* **BRIEF**: Among the entries below, find the lines with "kecuali" and copy them.

* **Stored records**:
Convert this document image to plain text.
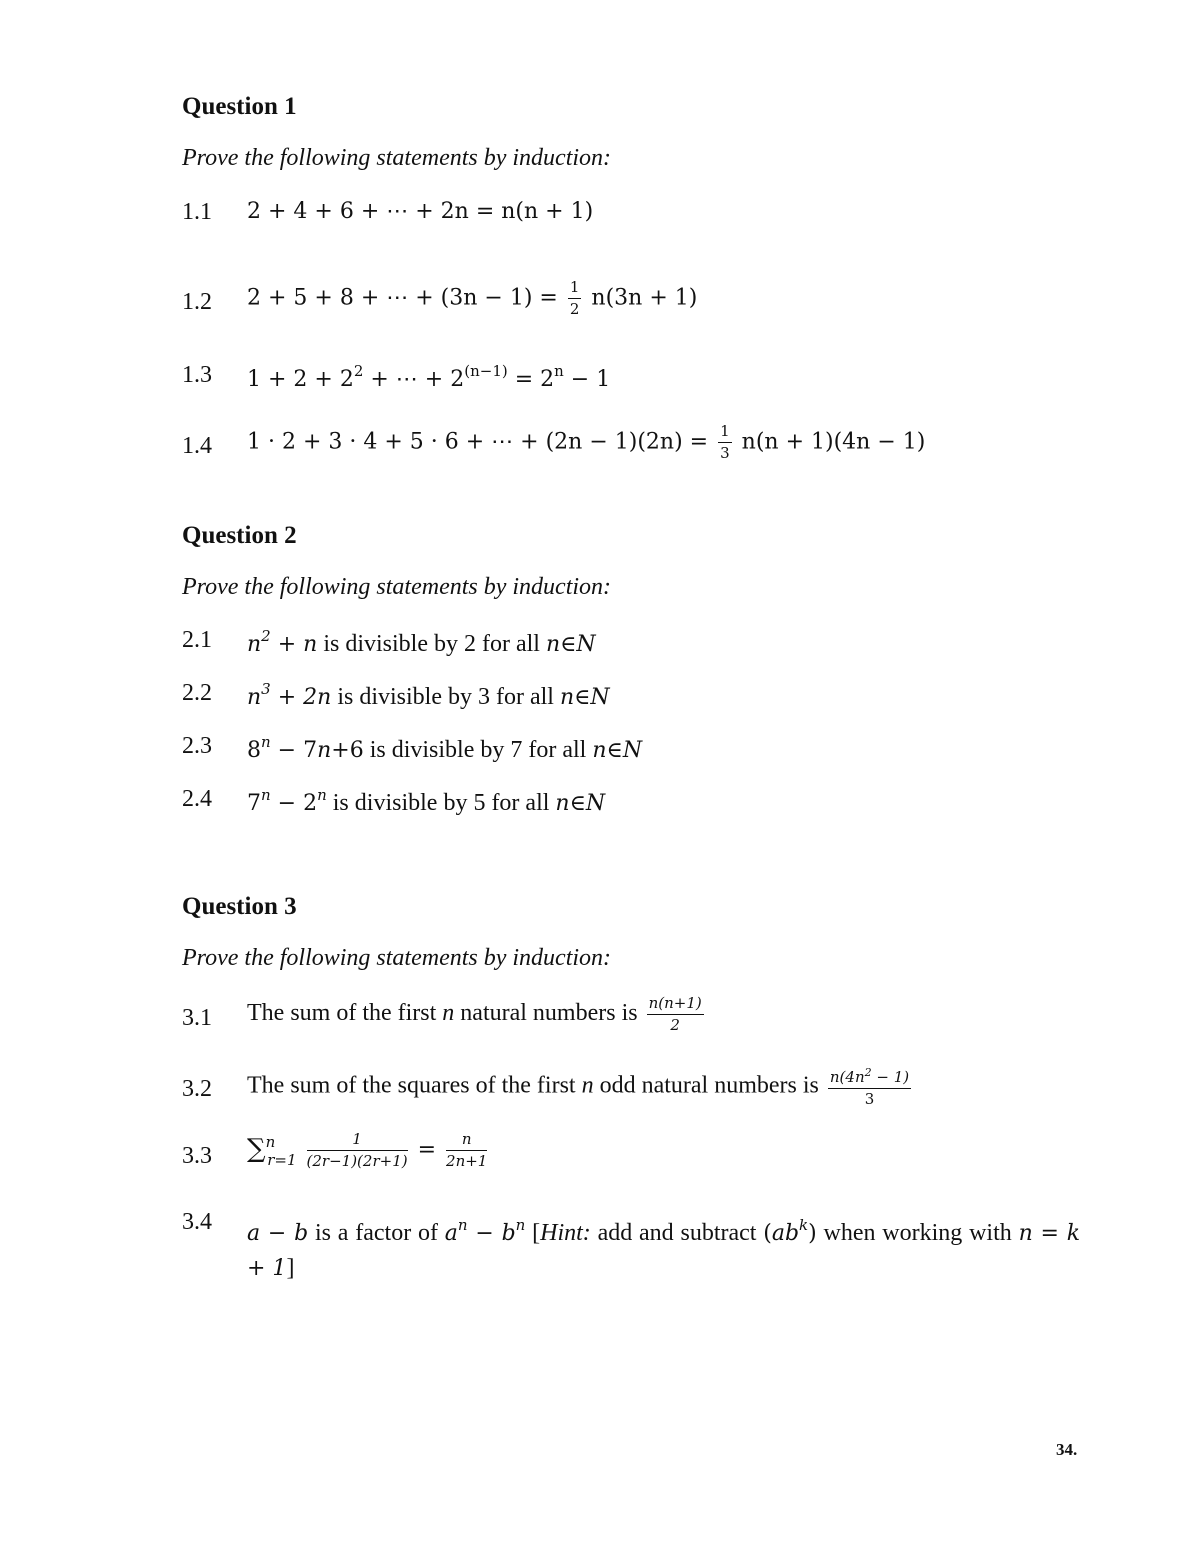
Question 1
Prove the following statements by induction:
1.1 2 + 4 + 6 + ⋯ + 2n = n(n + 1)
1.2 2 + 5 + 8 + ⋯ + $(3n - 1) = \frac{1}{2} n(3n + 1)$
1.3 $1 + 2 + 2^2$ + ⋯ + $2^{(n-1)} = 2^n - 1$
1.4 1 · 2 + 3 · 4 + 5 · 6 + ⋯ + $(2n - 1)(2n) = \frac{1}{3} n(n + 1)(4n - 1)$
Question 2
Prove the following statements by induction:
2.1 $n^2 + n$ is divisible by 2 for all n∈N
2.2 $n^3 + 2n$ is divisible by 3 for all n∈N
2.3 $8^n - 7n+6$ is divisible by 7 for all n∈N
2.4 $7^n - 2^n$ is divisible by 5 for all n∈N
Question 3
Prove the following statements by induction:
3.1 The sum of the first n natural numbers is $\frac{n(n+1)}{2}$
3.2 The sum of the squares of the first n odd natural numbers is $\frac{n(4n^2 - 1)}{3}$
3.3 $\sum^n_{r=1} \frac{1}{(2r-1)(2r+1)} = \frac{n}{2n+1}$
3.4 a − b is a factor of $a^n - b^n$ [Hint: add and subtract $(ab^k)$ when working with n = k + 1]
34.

==

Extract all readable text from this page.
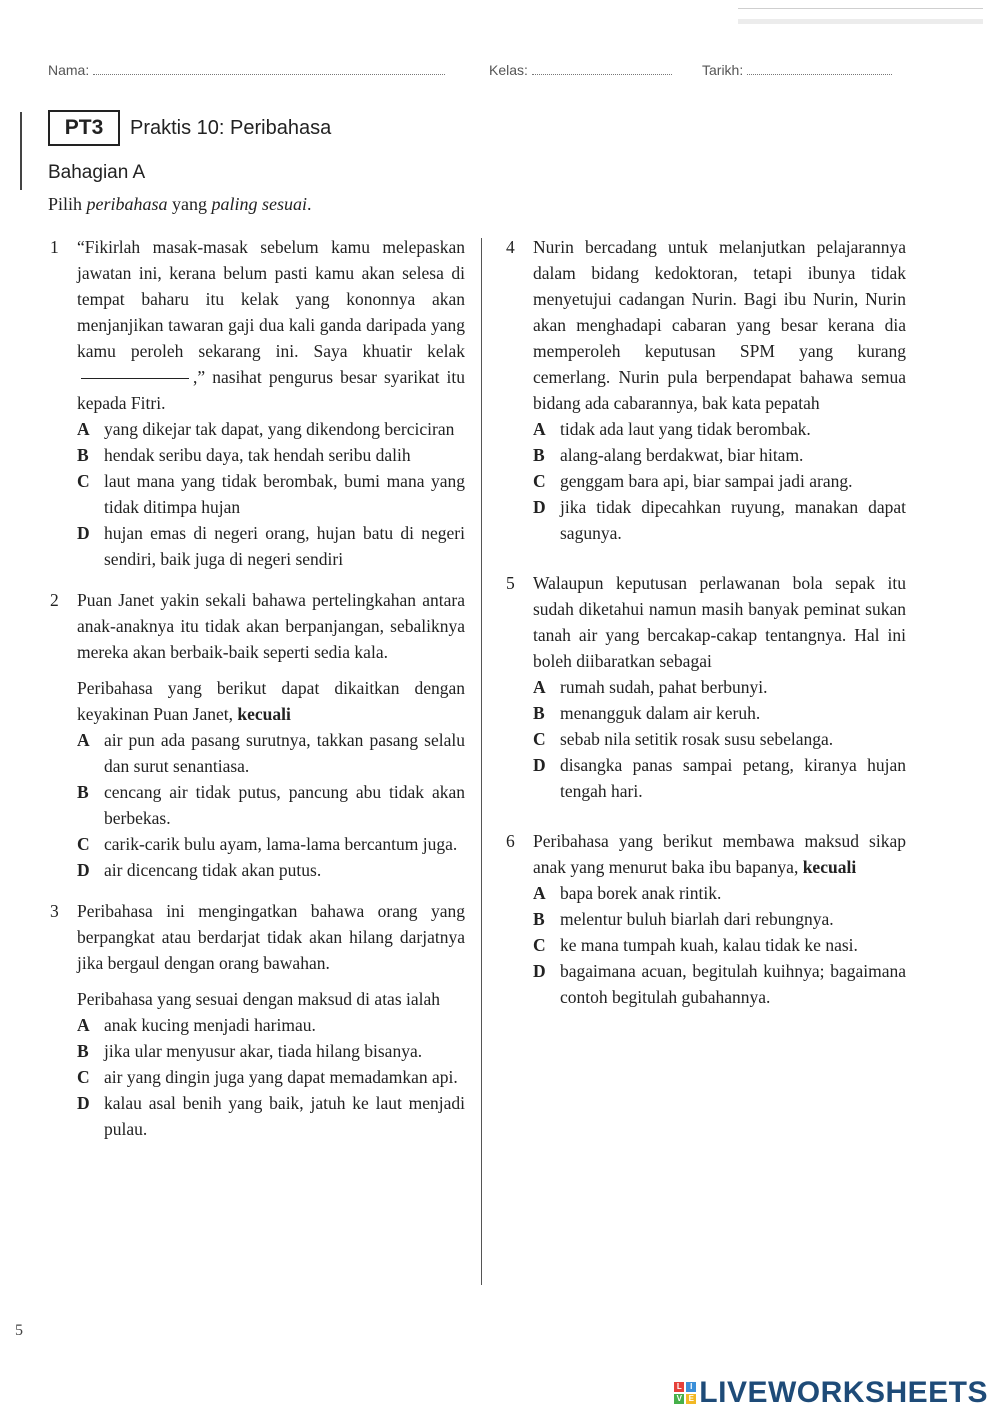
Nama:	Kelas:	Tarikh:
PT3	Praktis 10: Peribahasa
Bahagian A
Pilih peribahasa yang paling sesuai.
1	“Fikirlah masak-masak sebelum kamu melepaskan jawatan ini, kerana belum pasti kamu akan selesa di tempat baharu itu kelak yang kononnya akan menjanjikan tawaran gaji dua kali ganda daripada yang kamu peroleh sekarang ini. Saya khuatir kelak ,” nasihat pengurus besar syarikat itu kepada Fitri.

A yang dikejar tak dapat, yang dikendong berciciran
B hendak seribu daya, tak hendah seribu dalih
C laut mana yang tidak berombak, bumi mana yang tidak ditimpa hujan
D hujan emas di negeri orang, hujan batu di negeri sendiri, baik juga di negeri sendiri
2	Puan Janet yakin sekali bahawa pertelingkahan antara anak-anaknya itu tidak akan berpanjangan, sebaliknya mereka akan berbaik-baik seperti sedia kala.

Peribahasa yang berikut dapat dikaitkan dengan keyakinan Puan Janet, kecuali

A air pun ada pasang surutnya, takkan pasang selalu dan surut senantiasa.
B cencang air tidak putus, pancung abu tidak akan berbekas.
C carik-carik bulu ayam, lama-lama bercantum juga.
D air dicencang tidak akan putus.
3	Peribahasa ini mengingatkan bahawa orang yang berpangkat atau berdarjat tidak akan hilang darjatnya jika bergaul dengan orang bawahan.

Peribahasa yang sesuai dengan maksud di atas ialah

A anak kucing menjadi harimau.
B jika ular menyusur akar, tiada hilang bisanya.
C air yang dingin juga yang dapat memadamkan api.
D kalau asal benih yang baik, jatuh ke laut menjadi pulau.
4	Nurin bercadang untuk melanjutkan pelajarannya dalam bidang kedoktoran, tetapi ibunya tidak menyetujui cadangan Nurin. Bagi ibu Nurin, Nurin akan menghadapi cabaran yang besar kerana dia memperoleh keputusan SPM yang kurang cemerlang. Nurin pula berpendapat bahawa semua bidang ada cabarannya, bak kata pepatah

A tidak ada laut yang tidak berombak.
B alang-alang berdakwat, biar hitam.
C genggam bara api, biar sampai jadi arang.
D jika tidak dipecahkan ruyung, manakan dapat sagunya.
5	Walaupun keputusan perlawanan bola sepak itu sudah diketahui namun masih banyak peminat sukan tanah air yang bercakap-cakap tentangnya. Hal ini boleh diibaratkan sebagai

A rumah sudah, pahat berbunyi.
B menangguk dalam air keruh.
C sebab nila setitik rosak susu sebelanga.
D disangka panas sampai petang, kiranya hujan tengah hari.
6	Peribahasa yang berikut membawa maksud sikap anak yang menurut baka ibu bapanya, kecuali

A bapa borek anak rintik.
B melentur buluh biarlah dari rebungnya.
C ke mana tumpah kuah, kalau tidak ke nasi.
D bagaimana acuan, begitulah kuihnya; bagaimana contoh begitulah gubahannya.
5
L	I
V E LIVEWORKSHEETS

--

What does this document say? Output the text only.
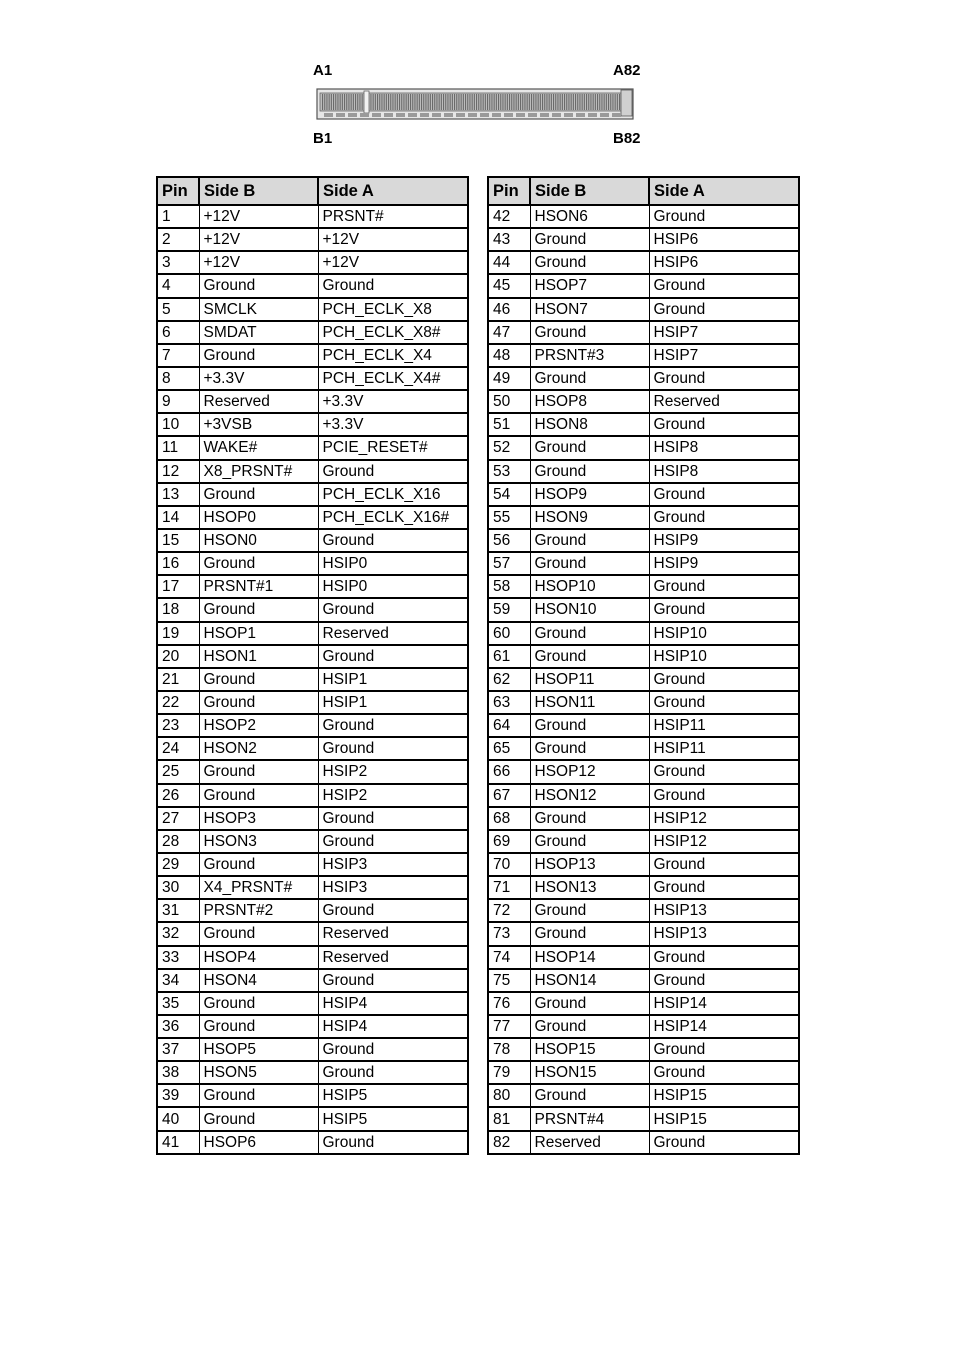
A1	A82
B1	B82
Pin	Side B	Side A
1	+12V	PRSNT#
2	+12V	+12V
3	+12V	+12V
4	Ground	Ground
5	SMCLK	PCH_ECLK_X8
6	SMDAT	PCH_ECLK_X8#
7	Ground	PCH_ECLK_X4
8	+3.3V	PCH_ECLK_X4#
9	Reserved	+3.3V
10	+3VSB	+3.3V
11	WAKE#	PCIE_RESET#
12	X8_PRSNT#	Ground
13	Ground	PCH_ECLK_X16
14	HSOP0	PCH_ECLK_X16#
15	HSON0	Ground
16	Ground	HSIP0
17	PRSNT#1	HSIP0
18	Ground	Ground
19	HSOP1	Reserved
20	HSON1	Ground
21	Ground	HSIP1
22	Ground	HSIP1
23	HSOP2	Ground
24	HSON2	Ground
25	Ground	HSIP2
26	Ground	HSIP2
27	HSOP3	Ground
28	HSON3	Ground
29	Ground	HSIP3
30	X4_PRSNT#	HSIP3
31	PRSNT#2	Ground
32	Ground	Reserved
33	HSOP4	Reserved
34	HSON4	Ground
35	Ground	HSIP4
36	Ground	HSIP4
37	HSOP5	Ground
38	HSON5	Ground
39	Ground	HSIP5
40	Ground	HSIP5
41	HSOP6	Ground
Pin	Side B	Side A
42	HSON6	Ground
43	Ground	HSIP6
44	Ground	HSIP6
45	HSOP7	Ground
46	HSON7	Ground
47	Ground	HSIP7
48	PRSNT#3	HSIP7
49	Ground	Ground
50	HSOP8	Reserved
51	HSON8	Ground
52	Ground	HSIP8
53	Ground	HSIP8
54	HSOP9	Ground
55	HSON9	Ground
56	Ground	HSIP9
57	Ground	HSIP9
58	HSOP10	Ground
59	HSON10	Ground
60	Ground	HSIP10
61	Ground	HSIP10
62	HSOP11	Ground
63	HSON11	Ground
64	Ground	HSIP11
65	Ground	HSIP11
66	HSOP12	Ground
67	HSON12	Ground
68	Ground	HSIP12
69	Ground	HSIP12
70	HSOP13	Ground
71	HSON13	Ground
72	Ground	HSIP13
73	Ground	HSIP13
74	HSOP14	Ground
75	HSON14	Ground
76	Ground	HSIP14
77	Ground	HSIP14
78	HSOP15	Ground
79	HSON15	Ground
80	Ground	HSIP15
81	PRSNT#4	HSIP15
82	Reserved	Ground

* **EXERCISE RESPONSE**:
Peribahasa yang berikut dapat dikaitkan dengan keyakinan Puan Janet, kecuali
6	Peribahasa yang berikut membawa maksud sikap anak yang menurut baka ibu bapanya, kecuali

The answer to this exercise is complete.